▸ What you should do: Please print every record below exactly as it appears.

▸ Provided material:
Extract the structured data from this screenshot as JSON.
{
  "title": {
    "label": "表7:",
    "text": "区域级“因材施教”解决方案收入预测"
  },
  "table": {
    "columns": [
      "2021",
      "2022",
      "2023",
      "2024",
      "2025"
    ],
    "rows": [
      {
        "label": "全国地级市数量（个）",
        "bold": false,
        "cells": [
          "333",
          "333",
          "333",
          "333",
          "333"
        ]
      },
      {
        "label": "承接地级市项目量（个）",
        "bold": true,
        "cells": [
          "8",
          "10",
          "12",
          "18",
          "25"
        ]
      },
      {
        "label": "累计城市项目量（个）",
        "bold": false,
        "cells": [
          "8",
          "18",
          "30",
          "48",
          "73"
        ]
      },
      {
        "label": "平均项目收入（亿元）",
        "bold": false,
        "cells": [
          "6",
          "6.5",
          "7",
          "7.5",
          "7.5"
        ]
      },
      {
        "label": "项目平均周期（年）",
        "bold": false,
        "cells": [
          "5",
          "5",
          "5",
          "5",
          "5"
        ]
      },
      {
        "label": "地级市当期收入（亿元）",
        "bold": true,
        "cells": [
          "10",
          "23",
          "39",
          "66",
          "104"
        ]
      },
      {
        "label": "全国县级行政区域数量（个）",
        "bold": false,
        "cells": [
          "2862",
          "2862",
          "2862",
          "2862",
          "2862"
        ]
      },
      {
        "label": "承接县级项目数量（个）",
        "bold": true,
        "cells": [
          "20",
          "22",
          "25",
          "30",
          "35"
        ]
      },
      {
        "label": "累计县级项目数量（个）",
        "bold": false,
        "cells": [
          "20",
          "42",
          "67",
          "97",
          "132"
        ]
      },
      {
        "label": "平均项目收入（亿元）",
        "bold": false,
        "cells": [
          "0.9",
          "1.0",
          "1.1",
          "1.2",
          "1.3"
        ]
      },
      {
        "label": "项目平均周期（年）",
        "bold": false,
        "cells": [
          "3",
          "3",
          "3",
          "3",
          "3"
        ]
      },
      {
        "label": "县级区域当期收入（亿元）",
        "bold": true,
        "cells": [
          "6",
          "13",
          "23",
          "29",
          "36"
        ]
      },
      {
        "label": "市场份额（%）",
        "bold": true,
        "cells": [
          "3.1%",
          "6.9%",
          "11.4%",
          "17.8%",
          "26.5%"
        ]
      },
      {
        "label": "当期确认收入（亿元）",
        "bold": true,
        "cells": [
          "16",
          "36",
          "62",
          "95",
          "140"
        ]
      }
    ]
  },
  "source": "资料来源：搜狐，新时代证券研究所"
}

▸ Result below:
Extract the structured data from this screenshot as JSON.
{
  "title": {
    "label": "表7:",
    "text": "区域级“因材施教”解决方案收入预测"
  },
  "table": {
    "columns": [
      "2021",
      "2022",
      "2023",
      "2024",
      "2025"
    ],
    "rows": [
      {
        "label": "全国地级市数量（个）",
        "bold": false,
        "cells": [
          "333",
          "333",
          "333",
          "333",
          "333"
        ]
      },
      {
        "label": "承接地级市项目量（个）",
        "bold": true,
        "cells": [
          "8",
          "10",
          "12",
          "18",
          "25"
        ]
      },
      {
        "label": "累计城市项目量（个）",
        "bold": false,
        "cells": [
          "8",
          "18",
          "30",
          "48",
          "73"
        ]
      },
      {
        "label": "平均项目收入（亿元）",
        "bold": false,
        "cells": [
          "6",
          "6.5",
          "7",
          "7.5",
          "7.5"
        ]
      },
      {
        "label": "项目平均周期（年）",
        "bold": false,
        "cells": [
          "5",
          "5",
          "5",
          "5",
          "5"
        ]
      },
      {
        "label": "地级市当期收入（亿元）",
        "bold": true,
        "cells": [
          "10",
          "23",
          "39",
          "66",
          "104"
        ]
      },
      {
        "label": "全国县级行政区域数量（个）",
        "bold": false,
        "cells": [
          "2862",
          "2862",
          "2862",
          "2862",
          "2862"
        ]
      },
      {
        "label": "承接县级项目数量（个）",
        "bold": true,
        "cells": [
          "20",
          "22",
          "25",
          "30",
          "35"
        ]
      },
      {
        "label": "累计县级项目数量（个）",
        "bold": false,
        "cells": [
          "20",
          "42",
          "67",
          "97",
          "132"
        ]
      },
      {
        "label": "平均项目收入（亿元）",
        "bold": false,
        "cells": [
          "0.9",
          "1.0",
          "1.1",
          "1.2",
          "1.3"
        ]
      },
      {
        "label": "项目平均周期（年）",
        "bold": false,
        "cells": [
          "3",
          "3",
          "3",
          "3",
          "3"
        ]
      },
      {
        "label": "县级区域当期收入（亿元）",
        "bold": true,
        "cells": [
          "6",
          "13",
          "23",
          "29",
          "36"
        ]
      },
      {
        "label": "市场份额（%）",
        "bold": true,
        "cells": [
          "3.1%",
          "6.9%",
          "11.4%",
          "17.8%",
          "26.5%"
        ]
      },
      {
        "label": "当期确认收入（亿元）",
        "bold": true,
        "cells": [
          "16",
          "36",
          "62",
          "95",
          "140"
        ]
      }
    ]
  },
  "source": "资料来源：搜狐，新时代证券研究所"
}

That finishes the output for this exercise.